* _OBJECTIVE_
Please list all lines of the material below in which the string "character" occurs.

-- Start of DATASET ROWS --

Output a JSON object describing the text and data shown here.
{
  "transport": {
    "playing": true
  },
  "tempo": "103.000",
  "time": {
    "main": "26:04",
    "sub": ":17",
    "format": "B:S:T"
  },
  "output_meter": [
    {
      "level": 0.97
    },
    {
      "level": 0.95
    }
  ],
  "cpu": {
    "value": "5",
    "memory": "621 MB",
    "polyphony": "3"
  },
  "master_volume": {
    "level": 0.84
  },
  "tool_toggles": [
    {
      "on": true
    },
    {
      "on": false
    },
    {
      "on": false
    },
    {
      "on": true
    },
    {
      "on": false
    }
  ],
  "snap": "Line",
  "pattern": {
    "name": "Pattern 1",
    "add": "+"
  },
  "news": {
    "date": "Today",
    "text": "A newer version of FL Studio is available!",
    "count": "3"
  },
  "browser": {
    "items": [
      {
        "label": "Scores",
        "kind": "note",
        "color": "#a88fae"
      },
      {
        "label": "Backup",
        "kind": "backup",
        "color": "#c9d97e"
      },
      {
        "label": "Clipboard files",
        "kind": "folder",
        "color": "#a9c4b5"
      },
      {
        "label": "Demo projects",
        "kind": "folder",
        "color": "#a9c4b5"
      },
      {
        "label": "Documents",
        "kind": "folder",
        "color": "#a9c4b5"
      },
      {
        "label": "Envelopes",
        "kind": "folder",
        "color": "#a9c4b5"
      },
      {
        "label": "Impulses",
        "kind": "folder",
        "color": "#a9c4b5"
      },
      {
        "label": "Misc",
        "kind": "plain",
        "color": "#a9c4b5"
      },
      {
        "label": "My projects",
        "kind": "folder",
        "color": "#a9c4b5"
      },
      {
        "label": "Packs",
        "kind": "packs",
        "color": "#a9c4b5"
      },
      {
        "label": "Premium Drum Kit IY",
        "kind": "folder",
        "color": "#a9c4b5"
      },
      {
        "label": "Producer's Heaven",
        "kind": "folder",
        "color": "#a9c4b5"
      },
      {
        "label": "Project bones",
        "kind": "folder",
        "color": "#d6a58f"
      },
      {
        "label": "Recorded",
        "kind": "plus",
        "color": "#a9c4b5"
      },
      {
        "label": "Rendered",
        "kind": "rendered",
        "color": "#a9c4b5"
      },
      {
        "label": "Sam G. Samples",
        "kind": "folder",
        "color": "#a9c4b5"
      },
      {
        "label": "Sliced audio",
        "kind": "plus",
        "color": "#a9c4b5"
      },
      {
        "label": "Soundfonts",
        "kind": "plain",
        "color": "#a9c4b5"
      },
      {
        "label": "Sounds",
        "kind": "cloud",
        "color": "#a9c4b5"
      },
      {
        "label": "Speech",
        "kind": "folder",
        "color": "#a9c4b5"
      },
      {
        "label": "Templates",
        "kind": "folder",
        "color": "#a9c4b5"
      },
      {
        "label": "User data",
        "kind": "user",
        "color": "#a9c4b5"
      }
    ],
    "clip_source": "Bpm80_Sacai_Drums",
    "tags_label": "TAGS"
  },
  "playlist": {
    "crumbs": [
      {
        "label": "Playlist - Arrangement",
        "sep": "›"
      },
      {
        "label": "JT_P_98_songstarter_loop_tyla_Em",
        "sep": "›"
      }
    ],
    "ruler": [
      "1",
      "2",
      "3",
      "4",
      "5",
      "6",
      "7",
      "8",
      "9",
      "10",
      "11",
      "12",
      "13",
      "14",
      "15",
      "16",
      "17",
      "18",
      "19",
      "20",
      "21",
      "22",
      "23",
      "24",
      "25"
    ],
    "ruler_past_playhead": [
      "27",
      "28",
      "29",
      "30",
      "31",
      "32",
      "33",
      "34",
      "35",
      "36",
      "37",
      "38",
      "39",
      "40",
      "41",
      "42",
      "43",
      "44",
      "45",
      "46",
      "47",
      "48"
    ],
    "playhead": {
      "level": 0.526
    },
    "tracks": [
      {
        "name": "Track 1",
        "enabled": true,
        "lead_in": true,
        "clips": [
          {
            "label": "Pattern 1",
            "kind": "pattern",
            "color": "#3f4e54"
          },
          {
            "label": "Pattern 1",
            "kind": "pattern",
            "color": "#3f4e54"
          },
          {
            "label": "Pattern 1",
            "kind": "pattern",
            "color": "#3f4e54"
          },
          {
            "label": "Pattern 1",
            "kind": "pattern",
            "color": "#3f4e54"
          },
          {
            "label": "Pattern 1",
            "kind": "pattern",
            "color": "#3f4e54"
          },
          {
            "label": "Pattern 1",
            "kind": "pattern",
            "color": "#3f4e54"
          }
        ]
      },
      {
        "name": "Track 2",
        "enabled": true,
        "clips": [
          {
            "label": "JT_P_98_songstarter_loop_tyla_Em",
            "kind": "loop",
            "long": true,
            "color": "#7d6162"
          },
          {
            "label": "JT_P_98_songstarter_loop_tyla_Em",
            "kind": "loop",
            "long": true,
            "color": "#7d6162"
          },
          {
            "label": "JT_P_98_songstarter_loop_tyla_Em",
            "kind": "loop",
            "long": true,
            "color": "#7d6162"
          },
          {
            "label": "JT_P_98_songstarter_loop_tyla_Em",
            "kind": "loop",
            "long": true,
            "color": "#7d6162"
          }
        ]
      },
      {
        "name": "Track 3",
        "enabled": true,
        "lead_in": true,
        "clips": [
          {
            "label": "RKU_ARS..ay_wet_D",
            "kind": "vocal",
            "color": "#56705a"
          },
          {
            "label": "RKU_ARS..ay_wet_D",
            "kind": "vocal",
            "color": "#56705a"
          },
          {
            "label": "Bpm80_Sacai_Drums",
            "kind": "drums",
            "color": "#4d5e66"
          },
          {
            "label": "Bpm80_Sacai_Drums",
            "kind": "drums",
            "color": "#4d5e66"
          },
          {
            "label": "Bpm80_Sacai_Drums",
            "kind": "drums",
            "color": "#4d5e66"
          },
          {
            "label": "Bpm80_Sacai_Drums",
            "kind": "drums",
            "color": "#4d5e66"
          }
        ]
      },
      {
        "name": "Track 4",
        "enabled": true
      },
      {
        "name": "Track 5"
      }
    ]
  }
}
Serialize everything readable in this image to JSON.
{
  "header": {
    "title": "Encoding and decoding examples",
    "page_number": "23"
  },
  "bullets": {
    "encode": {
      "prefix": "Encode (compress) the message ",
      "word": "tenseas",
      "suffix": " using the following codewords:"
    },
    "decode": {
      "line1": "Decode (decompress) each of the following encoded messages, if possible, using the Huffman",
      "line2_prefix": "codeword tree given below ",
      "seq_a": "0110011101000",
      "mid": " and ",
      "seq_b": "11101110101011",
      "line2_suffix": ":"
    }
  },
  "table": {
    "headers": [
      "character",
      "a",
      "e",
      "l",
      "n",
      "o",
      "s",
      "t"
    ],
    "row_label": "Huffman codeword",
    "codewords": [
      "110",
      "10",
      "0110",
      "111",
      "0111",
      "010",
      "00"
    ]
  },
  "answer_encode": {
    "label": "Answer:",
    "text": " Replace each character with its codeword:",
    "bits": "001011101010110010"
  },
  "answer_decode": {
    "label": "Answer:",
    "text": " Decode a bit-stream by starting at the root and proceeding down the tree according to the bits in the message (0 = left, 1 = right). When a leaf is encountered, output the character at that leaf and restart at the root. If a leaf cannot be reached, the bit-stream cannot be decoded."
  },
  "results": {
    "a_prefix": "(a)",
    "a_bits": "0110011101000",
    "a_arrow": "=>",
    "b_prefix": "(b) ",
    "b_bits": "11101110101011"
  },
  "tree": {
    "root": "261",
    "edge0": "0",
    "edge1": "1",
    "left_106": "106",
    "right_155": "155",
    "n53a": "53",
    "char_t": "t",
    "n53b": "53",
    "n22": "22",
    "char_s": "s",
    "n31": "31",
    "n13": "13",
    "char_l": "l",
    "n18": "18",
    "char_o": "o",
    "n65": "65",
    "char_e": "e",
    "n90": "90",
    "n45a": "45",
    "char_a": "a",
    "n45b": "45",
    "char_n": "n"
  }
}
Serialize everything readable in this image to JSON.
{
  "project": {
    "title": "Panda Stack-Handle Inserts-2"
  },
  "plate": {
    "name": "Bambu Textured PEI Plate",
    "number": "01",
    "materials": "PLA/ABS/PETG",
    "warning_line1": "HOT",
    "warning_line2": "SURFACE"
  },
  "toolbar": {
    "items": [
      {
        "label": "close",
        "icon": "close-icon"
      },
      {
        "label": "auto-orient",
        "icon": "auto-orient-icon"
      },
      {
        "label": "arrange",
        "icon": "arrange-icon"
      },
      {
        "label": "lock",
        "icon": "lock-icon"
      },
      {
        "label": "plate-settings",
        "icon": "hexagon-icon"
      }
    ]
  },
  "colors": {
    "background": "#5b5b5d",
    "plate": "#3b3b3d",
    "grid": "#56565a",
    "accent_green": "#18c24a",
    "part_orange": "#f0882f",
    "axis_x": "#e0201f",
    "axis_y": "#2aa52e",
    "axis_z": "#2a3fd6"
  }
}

-- End of DATASET ROWS --

* _ANSWER FOR THIS EXERCISE_
      "character",
    "text": " Replace each character with its codeword:",
    "text": " Decode a bit-stream by starting at the root and proceeding down the tree according to the bits in the message (0 = left, 1 = right). When a leaf is encountered, output the character at that leaf and restart at the root. If a leaf cannot be reached, the bit-stream cannot be decoded."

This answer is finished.